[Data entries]
##########

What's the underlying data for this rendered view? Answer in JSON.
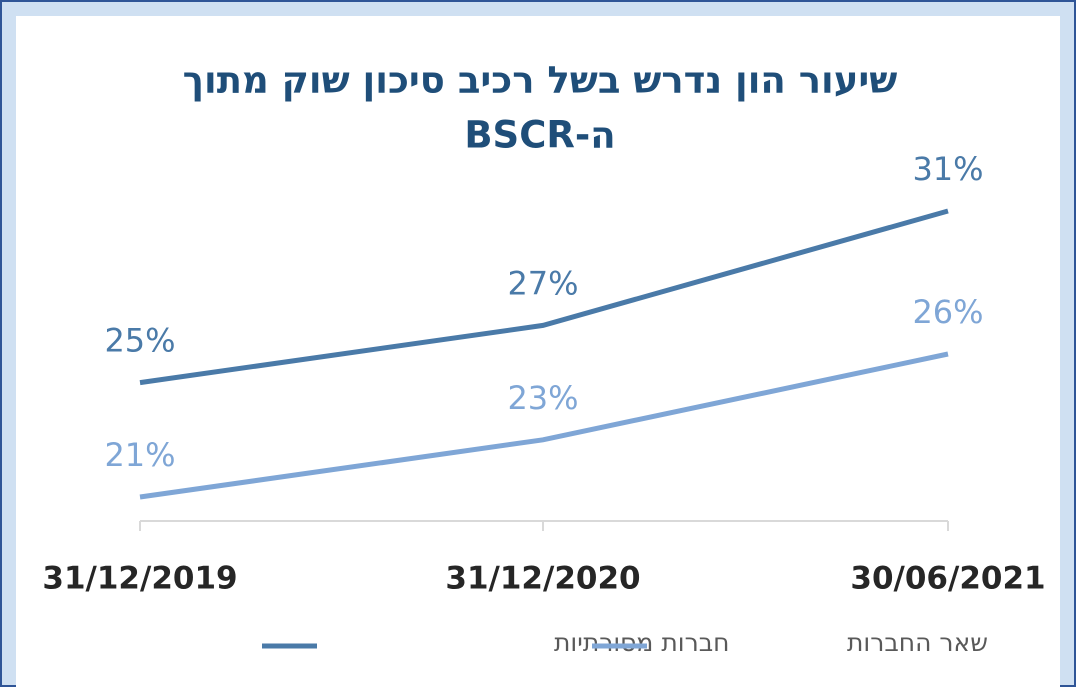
{
  "chart_data": {
    "type": "line",
    "title": [
      "שיעור הון נדרש בשל רכיב סיכון שוק מתוך",
      "ה-BSCR"
    ],
    "categories": [
      "31/12/2019",
      "31/12/2020",
      "30/06/2021"
    ],
    "series": [
      {
        "name": "חברות מסורתיות",
        "color": "#4a7aa8",
        "values": [
          25,
          27,
          31
        ],
        "value_labels": [
          "25%",
          "27%",
          "31%"
        ]
      },
      {
        "name": "שאר החברות",
        "color": "#7fa6d6",
        "values": [
          21,
          23,
          26
        ],
        "value_labels": [
          "21%",
          "23%",
          "26%"
        ]
      }
    ],
    "legend": "bottom",
    "grid": false
  }
}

##########

[REQUIREMENT] Exclude the pictures and transcribe all of the entries exactly.

[EXPECTED OUTPUT]
What's the underlying data for this rendered view? Answer in JSON.
{
  "chart_data": {
    "type": "line",
    "title": [
      "שיעור הון נדרש בשל רכיב סיכון שוק מתוך",
      "ה-BSCR"
    ],
    "categories": [
      "31/12/2019",
      "31/12/2020",
      "30/06/2021"
    ],
    "series": [
      {
        "name": "חברות מסורתיות",
        "color": "#4a7aa8",
        "values": [
          25,
          27,
          31
        ],
        "value_labels": [
          "25%",
          "27%",
          "31%"
        ]
      },
      {
        "name": "שאר החברות",
        "color": "#7fa6d6",
        "values": [
          21,
          23,
          26
        ],
        "value_labels": [
          "21%",
          "23%",
          "26%"
        ]
      }
    ],
    "legend": "bottom",
    "grid": false
  }
}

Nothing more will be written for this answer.